* [SHORT PROBLEM]
Copy every line of the data that includes the string "manivelle".

* [LISTING]
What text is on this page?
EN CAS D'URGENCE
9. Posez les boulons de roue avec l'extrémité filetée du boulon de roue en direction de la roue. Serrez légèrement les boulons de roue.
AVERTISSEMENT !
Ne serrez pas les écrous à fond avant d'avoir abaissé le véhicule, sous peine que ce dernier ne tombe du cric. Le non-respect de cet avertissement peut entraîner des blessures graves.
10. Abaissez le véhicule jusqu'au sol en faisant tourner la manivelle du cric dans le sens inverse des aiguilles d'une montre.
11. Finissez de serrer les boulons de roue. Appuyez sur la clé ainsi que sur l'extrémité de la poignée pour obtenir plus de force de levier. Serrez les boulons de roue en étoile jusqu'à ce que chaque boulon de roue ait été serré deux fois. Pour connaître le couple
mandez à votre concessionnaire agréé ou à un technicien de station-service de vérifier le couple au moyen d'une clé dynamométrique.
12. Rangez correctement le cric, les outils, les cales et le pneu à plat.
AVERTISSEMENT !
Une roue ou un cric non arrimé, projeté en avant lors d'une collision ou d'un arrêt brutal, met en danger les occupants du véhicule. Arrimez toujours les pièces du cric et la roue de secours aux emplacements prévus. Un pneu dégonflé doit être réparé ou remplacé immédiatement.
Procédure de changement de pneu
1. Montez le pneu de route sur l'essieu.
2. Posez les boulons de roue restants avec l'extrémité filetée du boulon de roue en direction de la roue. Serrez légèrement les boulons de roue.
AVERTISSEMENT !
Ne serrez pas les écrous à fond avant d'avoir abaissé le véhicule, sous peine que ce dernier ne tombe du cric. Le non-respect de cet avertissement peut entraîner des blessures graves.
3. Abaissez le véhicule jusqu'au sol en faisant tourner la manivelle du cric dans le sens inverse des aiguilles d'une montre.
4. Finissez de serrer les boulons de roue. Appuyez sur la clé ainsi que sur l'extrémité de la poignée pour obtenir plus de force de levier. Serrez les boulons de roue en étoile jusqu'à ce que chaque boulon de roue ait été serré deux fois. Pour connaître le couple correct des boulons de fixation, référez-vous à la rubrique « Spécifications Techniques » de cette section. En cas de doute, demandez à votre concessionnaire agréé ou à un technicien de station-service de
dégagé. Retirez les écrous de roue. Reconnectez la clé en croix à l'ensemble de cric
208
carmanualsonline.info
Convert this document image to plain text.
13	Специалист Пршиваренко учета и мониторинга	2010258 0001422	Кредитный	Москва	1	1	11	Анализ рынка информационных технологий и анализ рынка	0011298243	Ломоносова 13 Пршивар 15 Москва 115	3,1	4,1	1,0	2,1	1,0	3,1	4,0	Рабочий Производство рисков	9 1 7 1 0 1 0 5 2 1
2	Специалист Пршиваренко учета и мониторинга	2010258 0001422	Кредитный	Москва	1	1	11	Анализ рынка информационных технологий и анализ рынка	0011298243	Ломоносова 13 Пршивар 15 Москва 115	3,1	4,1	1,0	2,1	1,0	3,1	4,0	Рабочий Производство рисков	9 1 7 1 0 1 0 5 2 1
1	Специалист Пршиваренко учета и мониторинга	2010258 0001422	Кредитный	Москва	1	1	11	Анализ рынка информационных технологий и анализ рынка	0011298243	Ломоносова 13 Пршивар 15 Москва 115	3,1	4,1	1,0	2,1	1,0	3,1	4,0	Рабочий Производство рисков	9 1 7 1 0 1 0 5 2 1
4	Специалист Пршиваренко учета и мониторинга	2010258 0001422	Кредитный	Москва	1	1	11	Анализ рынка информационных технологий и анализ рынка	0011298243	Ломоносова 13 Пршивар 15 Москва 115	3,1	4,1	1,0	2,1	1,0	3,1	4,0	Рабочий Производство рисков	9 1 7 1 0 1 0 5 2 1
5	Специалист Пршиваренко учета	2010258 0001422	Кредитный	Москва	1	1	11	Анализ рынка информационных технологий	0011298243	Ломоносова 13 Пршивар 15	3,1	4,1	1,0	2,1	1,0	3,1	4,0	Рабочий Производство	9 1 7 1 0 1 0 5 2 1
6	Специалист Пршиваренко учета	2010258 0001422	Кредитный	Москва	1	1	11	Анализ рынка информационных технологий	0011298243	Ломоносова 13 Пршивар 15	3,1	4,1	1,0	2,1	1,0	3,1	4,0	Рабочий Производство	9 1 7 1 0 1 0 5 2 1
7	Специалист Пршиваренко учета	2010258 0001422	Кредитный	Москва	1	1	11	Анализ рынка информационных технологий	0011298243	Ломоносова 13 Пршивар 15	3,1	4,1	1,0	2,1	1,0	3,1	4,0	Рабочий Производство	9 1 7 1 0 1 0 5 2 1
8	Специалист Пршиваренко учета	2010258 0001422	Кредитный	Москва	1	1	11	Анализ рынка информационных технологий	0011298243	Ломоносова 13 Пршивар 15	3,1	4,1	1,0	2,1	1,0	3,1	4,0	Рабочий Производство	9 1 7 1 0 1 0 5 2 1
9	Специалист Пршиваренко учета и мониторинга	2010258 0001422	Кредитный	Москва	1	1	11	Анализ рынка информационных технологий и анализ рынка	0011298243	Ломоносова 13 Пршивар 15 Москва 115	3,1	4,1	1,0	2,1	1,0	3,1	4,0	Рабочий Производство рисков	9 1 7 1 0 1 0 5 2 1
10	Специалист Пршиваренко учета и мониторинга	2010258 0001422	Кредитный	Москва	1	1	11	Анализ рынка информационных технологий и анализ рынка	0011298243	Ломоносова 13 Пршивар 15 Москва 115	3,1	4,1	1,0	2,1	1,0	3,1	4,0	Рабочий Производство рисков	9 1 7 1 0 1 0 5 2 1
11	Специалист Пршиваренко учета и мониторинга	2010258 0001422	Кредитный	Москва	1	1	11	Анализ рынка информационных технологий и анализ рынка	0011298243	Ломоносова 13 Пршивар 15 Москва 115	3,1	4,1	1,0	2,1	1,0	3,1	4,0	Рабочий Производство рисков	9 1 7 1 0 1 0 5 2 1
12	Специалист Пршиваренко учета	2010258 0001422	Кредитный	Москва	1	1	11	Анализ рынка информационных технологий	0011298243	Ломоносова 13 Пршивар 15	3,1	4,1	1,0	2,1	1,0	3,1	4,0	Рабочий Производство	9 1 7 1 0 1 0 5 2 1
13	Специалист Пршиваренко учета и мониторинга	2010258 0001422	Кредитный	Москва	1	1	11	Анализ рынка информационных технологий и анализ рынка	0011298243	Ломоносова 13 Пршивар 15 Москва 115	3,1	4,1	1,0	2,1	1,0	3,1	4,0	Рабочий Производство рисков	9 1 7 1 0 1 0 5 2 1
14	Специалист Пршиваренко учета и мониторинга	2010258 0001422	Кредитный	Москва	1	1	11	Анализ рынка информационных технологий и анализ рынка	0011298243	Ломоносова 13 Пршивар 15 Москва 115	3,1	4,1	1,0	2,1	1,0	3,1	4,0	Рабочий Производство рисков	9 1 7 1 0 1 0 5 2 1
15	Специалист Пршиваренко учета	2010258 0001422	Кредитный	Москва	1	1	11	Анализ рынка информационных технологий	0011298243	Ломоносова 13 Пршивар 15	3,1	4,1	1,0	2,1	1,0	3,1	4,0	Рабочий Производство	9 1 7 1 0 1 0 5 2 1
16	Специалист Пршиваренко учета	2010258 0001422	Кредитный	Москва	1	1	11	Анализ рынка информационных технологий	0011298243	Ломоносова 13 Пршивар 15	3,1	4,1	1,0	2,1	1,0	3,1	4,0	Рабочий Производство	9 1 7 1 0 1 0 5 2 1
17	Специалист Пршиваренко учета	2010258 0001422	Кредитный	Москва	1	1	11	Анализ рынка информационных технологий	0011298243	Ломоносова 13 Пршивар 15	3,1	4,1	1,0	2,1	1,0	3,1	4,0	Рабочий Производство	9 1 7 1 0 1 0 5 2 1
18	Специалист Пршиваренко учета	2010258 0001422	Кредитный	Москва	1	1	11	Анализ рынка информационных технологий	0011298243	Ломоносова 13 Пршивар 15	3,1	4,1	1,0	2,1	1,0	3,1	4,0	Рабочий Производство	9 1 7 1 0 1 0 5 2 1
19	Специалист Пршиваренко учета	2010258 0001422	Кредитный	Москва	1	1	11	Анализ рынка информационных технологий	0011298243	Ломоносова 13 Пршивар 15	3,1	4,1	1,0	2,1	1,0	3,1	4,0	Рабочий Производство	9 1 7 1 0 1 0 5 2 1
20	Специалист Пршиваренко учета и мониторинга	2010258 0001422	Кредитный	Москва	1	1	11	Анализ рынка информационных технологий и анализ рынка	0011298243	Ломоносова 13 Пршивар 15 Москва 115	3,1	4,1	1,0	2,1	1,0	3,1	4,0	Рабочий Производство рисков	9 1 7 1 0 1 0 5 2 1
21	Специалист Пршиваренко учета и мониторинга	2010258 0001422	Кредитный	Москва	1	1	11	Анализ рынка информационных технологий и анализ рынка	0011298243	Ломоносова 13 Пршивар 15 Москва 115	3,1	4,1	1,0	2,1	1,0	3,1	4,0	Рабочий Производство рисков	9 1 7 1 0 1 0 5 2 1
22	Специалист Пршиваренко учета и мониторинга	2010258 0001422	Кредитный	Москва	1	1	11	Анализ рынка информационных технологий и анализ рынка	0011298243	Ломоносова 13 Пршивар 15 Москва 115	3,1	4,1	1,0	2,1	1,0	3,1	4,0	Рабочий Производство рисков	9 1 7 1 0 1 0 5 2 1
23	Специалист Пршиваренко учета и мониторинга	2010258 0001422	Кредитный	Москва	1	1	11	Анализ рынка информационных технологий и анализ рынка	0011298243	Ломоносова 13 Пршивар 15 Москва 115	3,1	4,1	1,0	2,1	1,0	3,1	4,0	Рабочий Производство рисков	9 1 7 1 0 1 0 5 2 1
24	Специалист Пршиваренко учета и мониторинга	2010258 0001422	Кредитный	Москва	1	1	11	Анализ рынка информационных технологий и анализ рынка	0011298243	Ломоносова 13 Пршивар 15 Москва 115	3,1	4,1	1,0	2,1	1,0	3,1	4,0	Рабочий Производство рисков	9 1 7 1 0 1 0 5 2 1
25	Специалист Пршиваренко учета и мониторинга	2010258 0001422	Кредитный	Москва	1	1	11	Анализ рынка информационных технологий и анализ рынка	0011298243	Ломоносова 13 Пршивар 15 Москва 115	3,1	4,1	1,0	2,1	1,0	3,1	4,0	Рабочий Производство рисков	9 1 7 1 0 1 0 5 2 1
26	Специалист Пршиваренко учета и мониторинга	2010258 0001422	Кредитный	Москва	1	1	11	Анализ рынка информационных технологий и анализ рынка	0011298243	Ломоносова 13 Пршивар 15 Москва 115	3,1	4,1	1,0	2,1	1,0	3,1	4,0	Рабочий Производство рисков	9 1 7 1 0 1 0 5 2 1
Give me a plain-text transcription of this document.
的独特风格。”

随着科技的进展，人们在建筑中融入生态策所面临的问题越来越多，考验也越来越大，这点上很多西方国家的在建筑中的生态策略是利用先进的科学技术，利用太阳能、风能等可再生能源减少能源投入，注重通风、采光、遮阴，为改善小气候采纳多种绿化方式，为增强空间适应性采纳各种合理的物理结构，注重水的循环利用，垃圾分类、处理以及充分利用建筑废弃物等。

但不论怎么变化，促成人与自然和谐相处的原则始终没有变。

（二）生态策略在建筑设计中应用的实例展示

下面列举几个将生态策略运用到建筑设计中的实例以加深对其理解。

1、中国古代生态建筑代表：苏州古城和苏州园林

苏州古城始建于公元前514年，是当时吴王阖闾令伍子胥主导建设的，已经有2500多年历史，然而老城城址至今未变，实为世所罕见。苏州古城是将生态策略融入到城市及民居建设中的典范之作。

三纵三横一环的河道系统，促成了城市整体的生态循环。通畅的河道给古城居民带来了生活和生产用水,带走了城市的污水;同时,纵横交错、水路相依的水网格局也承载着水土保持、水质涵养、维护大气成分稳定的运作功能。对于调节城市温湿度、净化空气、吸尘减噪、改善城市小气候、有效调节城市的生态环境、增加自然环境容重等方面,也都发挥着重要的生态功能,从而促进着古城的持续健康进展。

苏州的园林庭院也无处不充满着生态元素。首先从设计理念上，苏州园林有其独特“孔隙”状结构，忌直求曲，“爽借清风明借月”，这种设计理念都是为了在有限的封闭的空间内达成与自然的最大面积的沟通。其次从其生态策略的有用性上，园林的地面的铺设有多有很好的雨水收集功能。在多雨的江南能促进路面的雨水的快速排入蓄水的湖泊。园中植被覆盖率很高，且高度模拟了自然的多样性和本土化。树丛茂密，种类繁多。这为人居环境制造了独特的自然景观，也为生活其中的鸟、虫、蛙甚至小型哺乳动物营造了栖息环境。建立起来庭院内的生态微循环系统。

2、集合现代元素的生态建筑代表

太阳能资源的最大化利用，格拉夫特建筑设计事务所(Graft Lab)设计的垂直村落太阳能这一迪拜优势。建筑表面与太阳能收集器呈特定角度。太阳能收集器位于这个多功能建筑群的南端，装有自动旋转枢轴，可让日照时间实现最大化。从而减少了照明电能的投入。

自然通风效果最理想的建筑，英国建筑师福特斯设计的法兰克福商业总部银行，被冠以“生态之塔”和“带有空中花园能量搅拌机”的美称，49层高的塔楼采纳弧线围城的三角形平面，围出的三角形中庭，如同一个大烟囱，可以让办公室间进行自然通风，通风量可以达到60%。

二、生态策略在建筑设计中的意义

* [SOLUTION FOR THIS TASK]
10. Abaissez le véhicule jusqu'au sol en faisant tourner la manivelle du cric dans le sens inverse des aiguilles d'une montre.
3. Abaissez le véhicule jusqu'au sol en faisant tourner la manivelle du cric dans le sens inverse des aiguilles d'une montre.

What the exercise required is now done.